→ **What is expected**
Go through the listing and set it down exactly, leaving out its pictures.

→ **Exercise inputs**
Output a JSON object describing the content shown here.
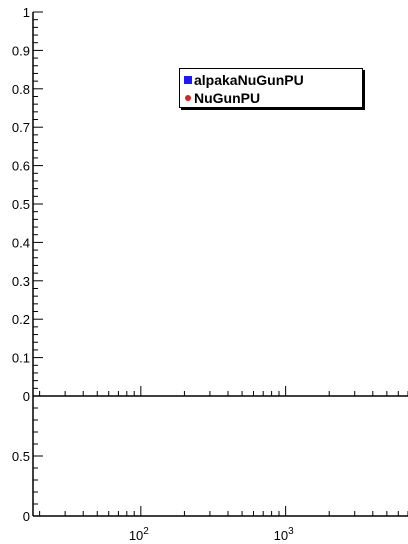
{
  "chart_data": [
    {
      "type": "line",
      "panel": "upper",
      "x_scale": "log",
      "xlim": [
        18,
        7000
      ],
      "ylim": [
        0,
        1
      ],
      "y_ticks": [
        "0",
        "0.1",
        "0.2",
        "0.3",
        "0.4",
        "0.5",
        "0.6",
        "0.7",
        "0.8",
        "0.9",
        "1"
      ],
      "series": [
        {
          "name": "alpakaNuGunPU",
          "color": "#1a1aff",
          "values": []
        },
        {
          "name": "NuGunPU",
          "color": "#e02020",
          "values": []
        }
      ],
      "legend_position": "top-right"
    },
    {
      "type": "line",
      "panel": "lower",
      "x_scale": "log",
      "xlim": [
        18,
        7000
      ],
      "ylim": [
        0,
        1
      ],
      "y_ticks": [
        "0",
        "0.5"
      ],
      "x_ticks": [
        {
          "value": 100,
          "base": "10",
          "exp": "2"
        },
        {
          "value": 1000,
          "base": "10",
          "exp": "3"
        }
      ],
      "series": []
    }
  ]
}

→ **Output**
Output a JSON object describing the content shown here.
{
  "chart_data": [
    {
      "type": "line",
      "panel": "upper",
      "x_scale": "log",
      "xlim": [
        18,
        7000
      ],
      "ylim": [
        0,
        1
      ],
      "y_ticks": [
        "0",
        "0.1",
        "0.2",
        "0.3",
        "0.4",
        "0.5",
        "0.6",
        "0.7",
        "0.8",
        "0.9",
        "1"
      ],
      "series": [
        {
          "name": "alpakaNuGunPU",
          "color": "#1a1aff",
          "values": []
        },
        {
          "name": "NuGunPU",
          "color": "#e02020",
          "values": []
        }
      ],
      "legend_position": "top-right"
    },
    {
      "type": "line",
      "panel": "lower",
      "x_scale": "log",
      "xlim": [
        18,
        7000
      ],
      "ylim": [
        0,
        1
      ],
      "y_ticks": [
        "0",
        "0.5"
      ],
      "x_ticks": [
        {
          "value": 100,
          "base": "10",
          "exp": "2"
        },
        {
          "value": 1000,
          "base": "10",
          "exp": "3"
        }
      ],
      "series": []
    }
  ]
}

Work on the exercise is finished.